_The tasks_
1) Print the portion of the by-laws excerpt starting with "SECTION 7.         INFORMAL ACTION" and going on through "entitled to vote.".
2) In the by-laws excerpt, clause (b) of the notice provision lists the ways written notice may be sent or delivered to a director. List all of them.

_Page text_

------------

SECTION 6.         NOTICE OF SPECIAL MEETINGS.  Notice of the date, place and time of any special meeting shall be given to each director by the Secretary or by the officer or one of the directors calling the meeting, as applicable.  Notice shall be duly given to each director (a) in person or by telephone at least 24 hours in advance of the meeting, (b) by sending written notice by reputable overnight courier, telecopy, facsimile or electronic transmission, or delivering written notice by hand, to such director’s last known business, home or electronic transmission address at least 48 hours in advance of the meeting, or (c) by sending written notice by first-class mail to such director’s last known business or home address at least 72 hours in advance of the meeting.  The attendance of a director at any meeting shall constitute a waiver of notice of such meeting, except where a director attends a meeting for the express purpose of objecting to the transaction of any business because the meeting is not lawfully called or convened.  Neither the business to be transacted at, nor the purpose of, any regular or special meeting of the board of directors need be specified in the notice or waiver of notice of such meeting.

 

All other notices, consents, waivers and other communications required or permitted to be given to directors by these by-laws shall be subject to the same notice provisions and waiver provisions.

 

SECTION 7.         INFORMAL ACTION BY DIRECTORS.  The authority of the board of directors may be exercised without a meeting if a consent in writing, setting forth the action taken, is signed by all of the directors entitled to vote.

 

SECTION 8.         COMPENSATION.  The board of directors or a committee thereof, by the affirmative vote of a majority of directors then in office or by a majority of directors appointed to a committee designated to set board compensation, and irrespective of any personal interest of any of its members, shall have authority to establish reasonable compensation of all directors for services to the corporation as directors, officers, or otherwise notwithstanding any director conflict of interest.  By resolution of the board of directors or a committee thereof, the directors may be paid their expenses, if any, of attendance at each meeting of the board.  No such payment previously mentioned in this section shall preclude any director from serving the corporation in any other capacity and receiving compensation therefor.

------------

_Dataset section_

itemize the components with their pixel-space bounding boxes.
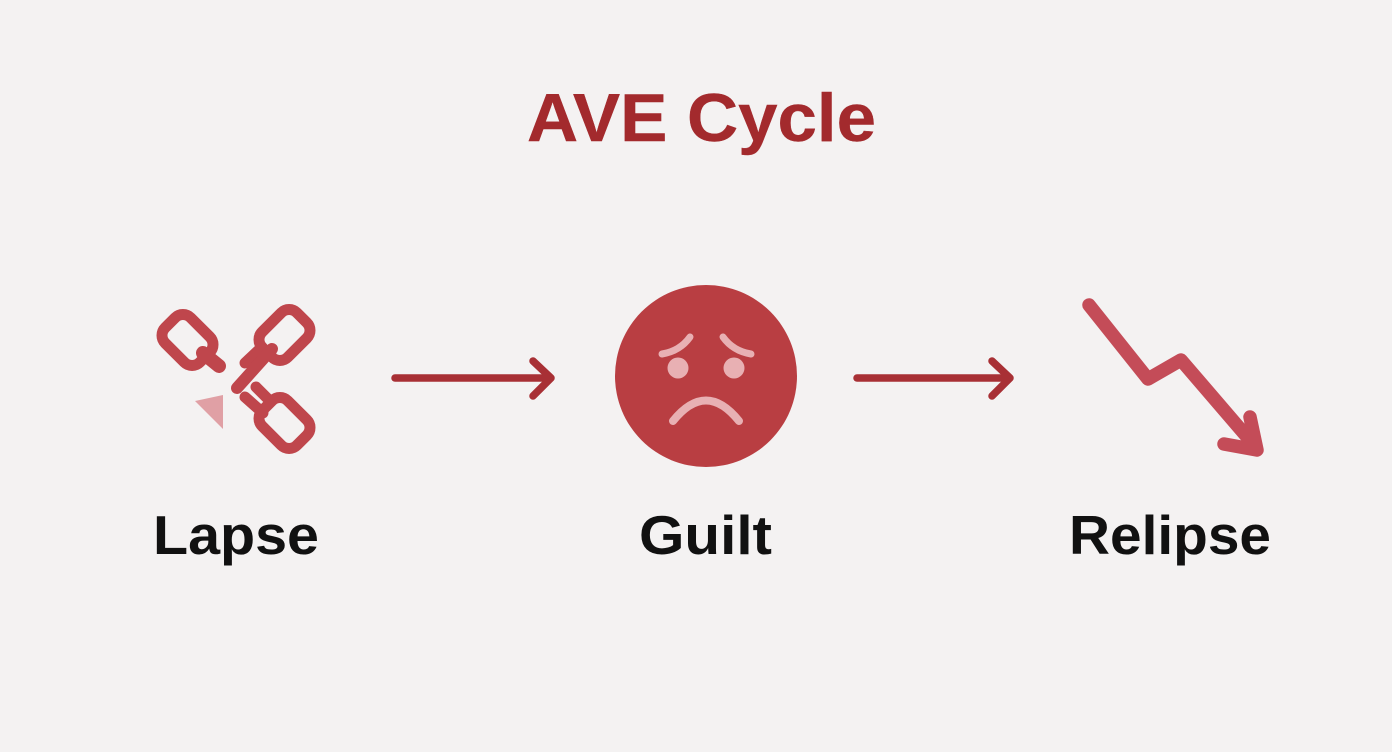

------------

_Answers in order_
1)
SECTION 7.         INFORMAL ACTION BY DIRECTORS.  The authority of the board of directors may be exercised without a meeting if a consent in writing, setting forth the action taken, is signed by all of the directors entitled to vote.

2)
- Reputable overnight courier
- Telecopy
- Facsimile
- Electronic transmission
- Delivering written notice by hand